CONSEGNE.
1) Trascrivi senza modifiche il passo dell'intervista ad Alessandro Boezio che comincia con "MILANO – Alessandro" e finisce con "chi ti ispiri?".
2) Restituisci tali e quali le righe delle voci partendo da quella che contiene "Give me the" e terminando con quella che contiene "data-point [313, 347, 321, 355]", entrambe incluse.

ESTRATTO PAGINA.

◆ ◆ ◆ ◆

Abbiamo intervistato Alessandro Boezio, artista e scultore, sul ruolo dei nuovi mezzi di comunicazione per avvicinare i giovani all'arte contemporanea

MILANO – Alessandro Boezio nasce a Foggia nel 1983, e oggi è un artista e scultore acclamato, che vanta esibizioni in tutta Italia, e in numerosi stati europei. La sua scultura sperimenta tra tradizione e arte concettuale, dando vita a bizzarre anatomie realizzate con i materiali più vari. Lo abbiamo intervistato per chiedergli qual è il  modo giusto, per un artista oggi, di utilizzare i mezzi di comunicazione per raccontare la propria arte.

 

Come nasce la tua passione per l’arte? A chi ti ispiri?

◆ ◆ ◆ ◆

Elenchi delle posizioni degli elementi
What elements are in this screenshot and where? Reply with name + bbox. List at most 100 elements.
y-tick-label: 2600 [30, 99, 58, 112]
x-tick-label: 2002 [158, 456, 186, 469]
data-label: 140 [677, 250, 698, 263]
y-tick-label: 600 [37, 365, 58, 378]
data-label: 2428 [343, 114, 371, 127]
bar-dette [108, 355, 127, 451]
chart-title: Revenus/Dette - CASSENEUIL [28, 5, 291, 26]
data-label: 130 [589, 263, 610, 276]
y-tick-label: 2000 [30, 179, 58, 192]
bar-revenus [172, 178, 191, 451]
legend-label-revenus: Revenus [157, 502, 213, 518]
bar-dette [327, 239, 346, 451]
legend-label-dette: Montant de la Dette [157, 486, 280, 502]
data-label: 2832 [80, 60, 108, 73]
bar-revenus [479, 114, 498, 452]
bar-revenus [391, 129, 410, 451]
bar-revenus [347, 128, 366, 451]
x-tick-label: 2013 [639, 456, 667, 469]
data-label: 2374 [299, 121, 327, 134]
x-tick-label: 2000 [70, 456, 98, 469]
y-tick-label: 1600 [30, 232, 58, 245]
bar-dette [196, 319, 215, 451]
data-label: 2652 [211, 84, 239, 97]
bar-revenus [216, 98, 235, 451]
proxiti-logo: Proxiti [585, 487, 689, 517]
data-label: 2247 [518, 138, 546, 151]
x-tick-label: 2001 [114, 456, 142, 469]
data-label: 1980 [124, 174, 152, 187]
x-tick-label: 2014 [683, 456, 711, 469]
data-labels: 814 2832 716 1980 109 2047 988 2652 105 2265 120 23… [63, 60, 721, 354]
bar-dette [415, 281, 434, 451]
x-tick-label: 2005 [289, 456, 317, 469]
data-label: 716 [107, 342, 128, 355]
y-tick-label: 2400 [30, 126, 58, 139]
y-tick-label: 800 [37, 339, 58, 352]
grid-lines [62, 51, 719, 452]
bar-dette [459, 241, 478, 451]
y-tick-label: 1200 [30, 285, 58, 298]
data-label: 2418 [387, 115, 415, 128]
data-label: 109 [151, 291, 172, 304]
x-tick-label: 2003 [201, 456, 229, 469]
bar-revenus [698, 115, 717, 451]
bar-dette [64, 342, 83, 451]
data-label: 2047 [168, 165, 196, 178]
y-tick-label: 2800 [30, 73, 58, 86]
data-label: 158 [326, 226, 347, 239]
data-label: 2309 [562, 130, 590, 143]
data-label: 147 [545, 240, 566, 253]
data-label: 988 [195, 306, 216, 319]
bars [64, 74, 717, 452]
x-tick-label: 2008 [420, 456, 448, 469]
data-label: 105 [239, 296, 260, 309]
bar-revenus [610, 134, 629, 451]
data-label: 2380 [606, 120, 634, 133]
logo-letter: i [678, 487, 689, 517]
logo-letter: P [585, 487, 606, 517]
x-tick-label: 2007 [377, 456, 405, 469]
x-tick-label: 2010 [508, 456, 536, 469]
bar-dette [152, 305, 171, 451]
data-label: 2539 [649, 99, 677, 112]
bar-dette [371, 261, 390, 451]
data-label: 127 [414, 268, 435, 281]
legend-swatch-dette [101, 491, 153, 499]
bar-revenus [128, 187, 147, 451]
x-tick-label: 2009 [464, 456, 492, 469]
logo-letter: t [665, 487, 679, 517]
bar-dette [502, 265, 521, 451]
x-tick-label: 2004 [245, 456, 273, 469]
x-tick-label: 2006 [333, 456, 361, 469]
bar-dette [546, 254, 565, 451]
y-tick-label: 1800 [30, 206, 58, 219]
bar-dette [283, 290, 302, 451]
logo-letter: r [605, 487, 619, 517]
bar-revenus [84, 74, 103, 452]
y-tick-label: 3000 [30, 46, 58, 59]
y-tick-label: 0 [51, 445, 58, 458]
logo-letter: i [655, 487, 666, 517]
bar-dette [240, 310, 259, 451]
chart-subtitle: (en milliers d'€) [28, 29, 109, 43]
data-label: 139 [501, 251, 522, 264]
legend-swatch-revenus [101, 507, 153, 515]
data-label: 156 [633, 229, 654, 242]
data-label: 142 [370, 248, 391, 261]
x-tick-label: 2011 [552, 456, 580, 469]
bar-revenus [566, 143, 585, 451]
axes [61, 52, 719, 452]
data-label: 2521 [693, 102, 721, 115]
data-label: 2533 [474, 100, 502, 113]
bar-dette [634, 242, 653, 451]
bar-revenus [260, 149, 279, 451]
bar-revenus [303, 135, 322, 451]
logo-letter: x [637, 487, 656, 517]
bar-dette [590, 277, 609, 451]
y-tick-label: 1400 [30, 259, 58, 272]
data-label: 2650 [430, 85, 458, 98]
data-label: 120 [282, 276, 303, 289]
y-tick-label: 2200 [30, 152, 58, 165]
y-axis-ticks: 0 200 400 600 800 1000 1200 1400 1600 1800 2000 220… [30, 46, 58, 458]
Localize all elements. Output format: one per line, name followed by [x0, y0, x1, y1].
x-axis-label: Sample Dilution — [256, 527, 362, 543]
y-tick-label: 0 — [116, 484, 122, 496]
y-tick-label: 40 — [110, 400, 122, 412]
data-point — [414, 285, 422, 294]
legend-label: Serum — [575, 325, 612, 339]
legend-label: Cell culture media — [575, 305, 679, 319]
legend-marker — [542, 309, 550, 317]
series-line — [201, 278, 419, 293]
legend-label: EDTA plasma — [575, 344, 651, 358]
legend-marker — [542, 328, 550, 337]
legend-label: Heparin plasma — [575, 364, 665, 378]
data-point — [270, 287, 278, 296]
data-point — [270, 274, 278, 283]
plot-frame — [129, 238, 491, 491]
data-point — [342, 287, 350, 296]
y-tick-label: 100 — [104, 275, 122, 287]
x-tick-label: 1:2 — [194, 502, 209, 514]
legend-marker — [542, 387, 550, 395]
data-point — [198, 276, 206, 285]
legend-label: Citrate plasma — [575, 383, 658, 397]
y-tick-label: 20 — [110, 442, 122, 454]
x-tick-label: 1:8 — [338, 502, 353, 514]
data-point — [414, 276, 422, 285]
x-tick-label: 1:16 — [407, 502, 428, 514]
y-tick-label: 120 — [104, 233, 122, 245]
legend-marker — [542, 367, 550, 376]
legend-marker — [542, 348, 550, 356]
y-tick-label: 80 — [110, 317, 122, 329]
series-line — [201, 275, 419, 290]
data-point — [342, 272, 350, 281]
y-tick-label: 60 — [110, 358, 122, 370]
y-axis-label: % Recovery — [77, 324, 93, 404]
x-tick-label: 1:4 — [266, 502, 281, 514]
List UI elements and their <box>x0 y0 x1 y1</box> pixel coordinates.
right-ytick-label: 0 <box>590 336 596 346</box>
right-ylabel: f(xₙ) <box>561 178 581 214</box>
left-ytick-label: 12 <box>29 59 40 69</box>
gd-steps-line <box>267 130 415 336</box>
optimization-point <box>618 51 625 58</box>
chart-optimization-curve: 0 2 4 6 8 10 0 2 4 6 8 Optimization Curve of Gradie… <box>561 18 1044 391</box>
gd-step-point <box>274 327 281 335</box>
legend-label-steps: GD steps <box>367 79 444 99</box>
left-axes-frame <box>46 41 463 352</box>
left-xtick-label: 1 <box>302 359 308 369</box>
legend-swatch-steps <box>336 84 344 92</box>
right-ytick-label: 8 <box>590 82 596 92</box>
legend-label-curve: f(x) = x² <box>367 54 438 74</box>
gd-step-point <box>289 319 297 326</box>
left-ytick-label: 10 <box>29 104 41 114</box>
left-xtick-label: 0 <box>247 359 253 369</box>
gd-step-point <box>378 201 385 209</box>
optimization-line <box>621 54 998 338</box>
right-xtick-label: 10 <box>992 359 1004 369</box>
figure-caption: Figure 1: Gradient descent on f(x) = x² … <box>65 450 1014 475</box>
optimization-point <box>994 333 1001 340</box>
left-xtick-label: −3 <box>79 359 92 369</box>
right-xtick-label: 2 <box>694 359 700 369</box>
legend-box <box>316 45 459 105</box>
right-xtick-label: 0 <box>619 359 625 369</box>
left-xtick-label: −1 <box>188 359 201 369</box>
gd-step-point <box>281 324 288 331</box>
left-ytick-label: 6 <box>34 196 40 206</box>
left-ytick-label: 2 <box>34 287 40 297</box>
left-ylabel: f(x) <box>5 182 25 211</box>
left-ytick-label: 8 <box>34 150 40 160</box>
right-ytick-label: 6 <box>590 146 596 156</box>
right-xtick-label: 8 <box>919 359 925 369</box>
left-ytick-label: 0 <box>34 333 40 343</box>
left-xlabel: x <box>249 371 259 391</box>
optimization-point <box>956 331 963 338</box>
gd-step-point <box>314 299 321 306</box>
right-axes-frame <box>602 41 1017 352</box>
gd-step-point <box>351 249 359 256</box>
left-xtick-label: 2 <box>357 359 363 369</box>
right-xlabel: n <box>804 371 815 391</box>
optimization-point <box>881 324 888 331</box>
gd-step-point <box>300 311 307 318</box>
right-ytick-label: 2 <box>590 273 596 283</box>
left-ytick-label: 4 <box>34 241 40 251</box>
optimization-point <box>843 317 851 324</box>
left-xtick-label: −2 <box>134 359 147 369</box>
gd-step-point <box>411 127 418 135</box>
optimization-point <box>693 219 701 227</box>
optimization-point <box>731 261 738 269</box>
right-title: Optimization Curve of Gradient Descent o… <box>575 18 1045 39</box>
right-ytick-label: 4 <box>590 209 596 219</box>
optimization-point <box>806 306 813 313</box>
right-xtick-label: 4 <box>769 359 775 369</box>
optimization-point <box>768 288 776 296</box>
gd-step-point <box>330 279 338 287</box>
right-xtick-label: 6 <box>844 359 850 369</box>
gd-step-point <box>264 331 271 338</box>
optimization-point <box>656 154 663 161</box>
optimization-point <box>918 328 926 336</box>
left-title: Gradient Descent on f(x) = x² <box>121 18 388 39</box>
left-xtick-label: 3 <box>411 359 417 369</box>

◆ ◆ ◆ ◆

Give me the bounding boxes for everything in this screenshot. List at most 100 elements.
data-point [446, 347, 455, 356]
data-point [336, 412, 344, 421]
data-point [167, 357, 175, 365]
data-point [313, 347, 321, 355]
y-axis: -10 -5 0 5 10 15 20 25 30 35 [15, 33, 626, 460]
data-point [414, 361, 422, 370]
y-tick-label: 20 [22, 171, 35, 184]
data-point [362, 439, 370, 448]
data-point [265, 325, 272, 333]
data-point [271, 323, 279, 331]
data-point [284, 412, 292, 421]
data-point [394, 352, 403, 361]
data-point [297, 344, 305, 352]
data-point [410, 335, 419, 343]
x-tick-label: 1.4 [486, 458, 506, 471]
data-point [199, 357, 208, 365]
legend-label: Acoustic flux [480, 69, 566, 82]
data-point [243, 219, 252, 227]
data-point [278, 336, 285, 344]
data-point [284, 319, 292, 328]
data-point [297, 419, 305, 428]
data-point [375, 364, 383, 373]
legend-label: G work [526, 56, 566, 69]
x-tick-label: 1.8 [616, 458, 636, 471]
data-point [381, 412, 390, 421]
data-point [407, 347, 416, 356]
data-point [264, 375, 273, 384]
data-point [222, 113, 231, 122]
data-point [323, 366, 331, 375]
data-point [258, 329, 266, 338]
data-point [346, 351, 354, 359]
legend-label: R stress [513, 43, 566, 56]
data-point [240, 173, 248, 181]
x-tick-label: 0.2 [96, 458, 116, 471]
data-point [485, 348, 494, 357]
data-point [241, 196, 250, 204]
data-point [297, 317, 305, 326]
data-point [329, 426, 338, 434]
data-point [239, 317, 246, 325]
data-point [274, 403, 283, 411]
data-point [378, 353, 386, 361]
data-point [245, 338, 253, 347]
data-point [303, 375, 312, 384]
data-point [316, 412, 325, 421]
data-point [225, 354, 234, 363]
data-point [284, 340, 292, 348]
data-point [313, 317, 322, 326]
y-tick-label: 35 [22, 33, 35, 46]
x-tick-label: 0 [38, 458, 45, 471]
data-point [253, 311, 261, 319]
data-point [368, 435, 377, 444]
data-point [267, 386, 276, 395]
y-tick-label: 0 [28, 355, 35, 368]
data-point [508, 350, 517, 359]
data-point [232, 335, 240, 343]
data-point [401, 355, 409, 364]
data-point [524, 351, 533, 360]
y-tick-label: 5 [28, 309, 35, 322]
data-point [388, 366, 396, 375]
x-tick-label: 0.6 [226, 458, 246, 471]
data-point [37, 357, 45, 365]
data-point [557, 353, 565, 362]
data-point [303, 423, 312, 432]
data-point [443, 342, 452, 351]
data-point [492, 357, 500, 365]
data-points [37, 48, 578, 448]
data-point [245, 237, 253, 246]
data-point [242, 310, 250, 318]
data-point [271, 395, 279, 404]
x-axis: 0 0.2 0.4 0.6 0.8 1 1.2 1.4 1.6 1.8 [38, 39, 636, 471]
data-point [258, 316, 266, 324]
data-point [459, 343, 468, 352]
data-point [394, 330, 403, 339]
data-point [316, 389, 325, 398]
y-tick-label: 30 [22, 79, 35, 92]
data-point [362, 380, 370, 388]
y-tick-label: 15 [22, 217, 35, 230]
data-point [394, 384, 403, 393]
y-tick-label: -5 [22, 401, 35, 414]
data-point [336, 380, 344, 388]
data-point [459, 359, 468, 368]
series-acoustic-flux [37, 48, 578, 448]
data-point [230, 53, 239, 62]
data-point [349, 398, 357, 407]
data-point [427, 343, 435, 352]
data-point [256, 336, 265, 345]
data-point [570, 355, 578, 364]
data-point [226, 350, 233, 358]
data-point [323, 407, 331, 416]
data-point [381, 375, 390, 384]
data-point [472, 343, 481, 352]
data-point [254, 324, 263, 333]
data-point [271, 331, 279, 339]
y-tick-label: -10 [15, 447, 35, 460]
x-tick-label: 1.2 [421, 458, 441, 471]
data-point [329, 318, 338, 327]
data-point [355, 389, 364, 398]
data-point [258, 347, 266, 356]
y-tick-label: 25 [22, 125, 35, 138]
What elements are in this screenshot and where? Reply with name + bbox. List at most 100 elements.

◆ ◆ ◆ ◆

ELENCO RISPOSTE.
1)
MILANO – Alessandro Boezio nasce a Foggia nel 1983, e oggi è un artista e scultore acclamato, che vanta esibizioni in tutta Italia, e in numerosi stati europei. La sua scultura sperimenta tra tradizione e arte concettuale, dando vita a bizzarre anatomie realizzate con i materiali più vari. Lo abbiamo intervistato per chiedergli qual è il  modo giusto, per un artista oggi, di utilizzare i mezzi di comunicazione per raccontare la propria arte.

 

Come nasce la tua passione per l’arte? A chi ti ispiri?

2)
Give me the bounding boxes for everything in this screenshot. List at most 100 elements.
data-point [446, 347, 455, 356]
data-point [336, 412, 344, 421]
data-point [167, 357, 175, 365]
data-point [313, 347, 321, 355]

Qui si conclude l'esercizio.